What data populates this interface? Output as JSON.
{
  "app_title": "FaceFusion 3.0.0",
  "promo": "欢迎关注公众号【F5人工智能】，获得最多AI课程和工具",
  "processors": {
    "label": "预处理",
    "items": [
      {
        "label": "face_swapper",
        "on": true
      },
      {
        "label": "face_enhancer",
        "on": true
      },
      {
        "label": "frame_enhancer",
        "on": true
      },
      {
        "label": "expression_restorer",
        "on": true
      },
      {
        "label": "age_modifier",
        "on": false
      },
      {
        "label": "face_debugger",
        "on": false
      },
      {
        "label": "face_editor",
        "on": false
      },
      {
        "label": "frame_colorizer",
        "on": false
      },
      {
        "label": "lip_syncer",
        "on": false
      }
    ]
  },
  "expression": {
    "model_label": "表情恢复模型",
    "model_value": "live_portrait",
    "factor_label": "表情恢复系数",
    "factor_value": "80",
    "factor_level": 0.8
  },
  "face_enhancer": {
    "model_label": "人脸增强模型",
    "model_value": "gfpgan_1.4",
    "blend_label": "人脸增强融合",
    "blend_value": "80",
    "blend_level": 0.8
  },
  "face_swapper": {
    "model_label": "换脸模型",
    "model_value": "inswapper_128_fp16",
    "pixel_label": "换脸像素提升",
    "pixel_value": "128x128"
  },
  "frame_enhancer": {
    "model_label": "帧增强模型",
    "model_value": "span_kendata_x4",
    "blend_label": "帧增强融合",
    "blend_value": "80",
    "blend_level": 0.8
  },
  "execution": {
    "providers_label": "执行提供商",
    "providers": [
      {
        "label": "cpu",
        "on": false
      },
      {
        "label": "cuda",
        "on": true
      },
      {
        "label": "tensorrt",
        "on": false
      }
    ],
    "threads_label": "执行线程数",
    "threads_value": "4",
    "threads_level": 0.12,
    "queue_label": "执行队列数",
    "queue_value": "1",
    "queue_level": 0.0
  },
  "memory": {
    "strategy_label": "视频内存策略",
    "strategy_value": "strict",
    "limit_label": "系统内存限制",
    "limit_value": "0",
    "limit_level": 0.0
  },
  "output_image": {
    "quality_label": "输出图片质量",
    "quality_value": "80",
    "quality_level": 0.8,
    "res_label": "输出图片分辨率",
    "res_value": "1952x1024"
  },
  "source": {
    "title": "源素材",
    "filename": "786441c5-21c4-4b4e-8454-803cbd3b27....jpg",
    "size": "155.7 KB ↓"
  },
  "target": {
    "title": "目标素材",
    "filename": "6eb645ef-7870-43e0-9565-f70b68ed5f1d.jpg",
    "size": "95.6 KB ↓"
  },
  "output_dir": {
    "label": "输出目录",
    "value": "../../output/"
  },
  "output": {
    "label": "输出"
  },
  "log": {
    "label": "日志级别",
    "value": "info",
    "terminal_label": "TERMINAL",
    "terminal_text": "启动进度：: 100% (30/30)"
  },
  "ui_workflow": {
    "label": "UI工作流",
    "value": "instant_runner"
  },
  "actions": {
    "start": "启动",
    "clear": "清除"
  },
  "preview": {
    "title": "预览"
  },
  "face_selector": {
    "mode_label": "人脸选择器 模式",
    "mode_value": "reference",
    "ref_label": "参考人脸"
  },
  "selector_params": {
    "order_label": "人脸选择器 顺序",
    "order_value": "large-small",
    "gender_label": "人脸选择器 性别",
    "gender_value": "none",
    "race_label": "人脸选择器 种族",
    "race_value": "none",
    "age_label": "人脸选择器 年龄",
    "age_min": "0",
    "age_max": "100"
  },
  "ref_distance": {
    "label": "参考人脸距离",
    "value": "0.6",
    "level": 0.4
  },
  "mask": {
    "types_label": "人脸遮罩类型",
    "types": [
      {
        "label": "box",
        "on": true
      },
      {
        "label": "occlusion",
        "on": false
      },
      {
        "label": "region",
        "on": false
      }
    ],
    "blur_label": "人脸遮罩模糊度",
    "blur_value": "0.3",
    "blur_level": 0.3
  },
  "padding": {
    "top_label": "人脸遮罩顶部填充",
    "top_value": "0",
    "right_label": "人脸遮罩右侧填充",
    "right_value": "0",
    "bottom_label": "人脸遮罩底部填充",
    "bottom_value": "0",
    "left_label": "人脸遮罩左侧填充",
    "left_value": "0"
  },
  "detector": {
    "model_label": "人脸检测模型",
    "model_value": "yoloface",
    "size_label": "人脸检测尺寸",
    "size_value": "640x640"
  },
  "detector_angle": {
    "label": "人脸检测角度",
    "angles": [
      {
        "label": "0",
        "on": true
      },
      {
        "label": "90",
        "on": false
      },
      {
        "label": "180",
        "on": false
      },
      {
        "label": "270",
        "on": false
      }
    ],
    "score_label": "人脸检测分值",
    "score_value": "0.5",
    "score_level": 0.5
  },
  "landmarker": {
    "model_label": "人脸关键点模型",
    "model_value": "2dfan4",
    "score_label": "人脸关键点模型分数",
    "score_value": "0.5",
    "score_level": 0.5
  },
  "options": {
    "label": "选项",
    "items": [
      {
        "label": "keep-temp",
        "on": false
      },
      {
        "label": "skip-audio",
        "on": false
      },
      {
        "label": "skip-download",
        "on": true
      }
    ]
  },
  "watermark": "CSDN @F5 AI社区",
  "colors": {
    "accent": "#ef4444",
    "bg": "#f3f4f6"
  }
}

→ **Given instruction**
Write out the entire listing exactly.

→ **Response**
What data populates this interface? Output as JSON.
{
  "app_title": "FaceFusion 3.0.0",
  "promo": "欢迎关注公众号【F5人工智能】，获得最多AI课程和工具",
  "processors": {
    "label": "预处理",
    "items": [
      {
        "label": "face_swapper",
        "on": true
      },
      {
        "label": "face_enhancer",
        "on": true
      },
      {
        "label": "frame_enhancer",
        "on": true
      },
      {
        "label": "expression_restorer",
        "on": true
      },
      {
        "label": "age_modifier",
        "on": false
      },
      {
        "label": "face_debugger",
        "on": false
      },
      {
        "label": "face_editor",
        "on": false
      },
      {
        "label": "frame_colorizer",
        "on": false
      },
      {
        "label": "lip_syncer",
        "on": false
      }
    ]
  },
  "expression": {
    "model_label": "表情恢复模型",
    "model_value": "live_portrait",
    "factor_label": "表情恢复系数",
    "factor_value": "80",
    "factor_level": 0.8
  },
  "face_enhancer": {
    "model_label": "人脸增强模型",
    "model_value": "gfpgan_1.4",
    "blend_label": "人脸增强融合",
    "blend_value": "80",
    "blend_level": 0.8
  },
  "face_swapper": {
    "model_label": "换脸模型",
    "model_value": "inswapper_128_fp16",
    "pixel_label": "换脸像素提升",
    "pixel_value": "128x128"
  },
  "frame_enhancer": {
    "model_label": "帧增强模型",
    "model_value": "span_kendata_x4",
    "blend_label": "帧增强融合",
    "blend_value": "80",
    "blend_level": 0.8
  },
  "execution": {
    "providers_label": "执行提供商",
    "providers": [
      {
        "label": "cpu",
        "on": false
      },
      {
        "label": "cuda",
        "on": true
      },
      {
        "label": "tensorrt",
        "on": false
      }
    ],
    "threads_label": "执行线程数",
    "threads_value": "4",
    "threads_level": 0.12,
    "queue_label": "执行队列数",
    "queue_value": "1",
    "queue_level": 0.0
  },
  "memory": {
    "strategy_label": "视频内存策略",
    "strategy_value": "strict",
    "limit_label": "系统内存限制",
    "limit_value": "0",
    "limit_level": 0.0
  },
  "output_image": {
    "quality_label": "输出图片质量",
    "quality_value": "80",
    "quality_level": 0.8,
    "res_label": "输出图片分辨率",
    "res_value": "1952x1024"
  },
  "source": {
    "title": "源素材",
    "filename": "786441c5-21c4-4b4e-8454-803cbd3b27....jpg",
    "size": "155.7 KB ↓"
  },
  "target": {
    "title": "目标素材",
    "filename": "6eb645ef-7870-43e0-9565-f70b68ed5f1d.jpg",
    "size": "95.6 KB ↓"
  },
  "output_dir": {
    "label": "输出目录",
    "value": "../../output/"
  },
  "output": {
    "label": "输出"
  },
  "log": {
    "label": "日志级别",
    "value": "info",
    "terminal_label": "TERMINAL",
    "terminal_text": "启动进度：: 100% (30/30)"
  },
  "ui_workflow": {
    "label": "UI工作流",
    "value": "instant_runner"
  },
  "actions": {
    "start": "启动",
    "clear": "清除"
  },
  "preview": {
    "title": "预览"
  },
  "face_selector": {
    "mode_label": "人脸选择器 模式",
    "mode_value": "reference",
    "ref_label": "参考人脸"
  },
  "selector_params": {
    "order_label": "人脸选择器 顺序",
    "order_value": "large-small",
    "gender_label": "人脸选择器 性别",
    "gender_value": "none",
    "race_label": "人脸选择器 种族",
    "race_value": "none",
    "age_label": "人脸选择器 年龄",
    "age_min": "0",
    "age_max": "100"
  },
  "ref_distance": {
    "label": "参考人脸距离",
    "value": "0.6",
    "level": 0.4
  },
  "mask": {
    "types_label": "人脸遮罩类型",
    "types": [
      {
        "label": "box",
        "on": true
      },
      {
        "label": "occlusion",
        "on": false
      },
      {
        "label": "region",
        "on": false
      }
    ],
    "blur_label": "人脸遮罩模糊度",
    "blur_value": "0.3",
    "blur_level": 0.3
  },
  "padding": {
    "top_label": "人脸遮罩顶部填充",
    "top_value": "0",
    "right_label": "人脸遮罩右侧填充",
    "right_value": "0",
    "bottom_label": "人脸遮罩底部填充",
    "bottom_value": "0",
    "left_label": "人脸遮罩左侧填充",
    "left_value": "0"
  },
  "detector": {
    "model_label": "人脸检测模型",
    "model_value": "yoloface",
    "size_label": "人脸检测尺寸",
    "size_value": "640x640"
  },
  "detector_angle": {
    "label": "人脸检测角度",
    "angles": [
      {
        "label": "0",
        "on": true
      },
      {
        "label": "90",
        "on": false
      },
      {
        "label": "180",
        "on": false
      },
      {
        "label": "270",
        "on": false
      }
    ],
    "score_label": "人脸检测分值",
    "score_value": "0.5",
    "score_level": 0.5
  },
  "landmarker": {
    "model_label": "人脸关键点模型",
    "model_value": "2dfan4",
    "score_label": "人脸关键点模型分数",
    "score_value": "0.5",
    "score_level": 0.5
  },
  "options": {
    "label": "选项",
    "items": [
      {
        "label": "keep-temp",
        "on": false
      },
      {
        "label": "skip-audio",
        "on": false
      },
      {
        "label": "skip-download",
        "on": true
      }
    ]
  },
  "watermark": "CSDN @F5 AI社区",
  "colors": {
    "accent": "#ef4444",
    "bg": "#f3f4f6"
  }
}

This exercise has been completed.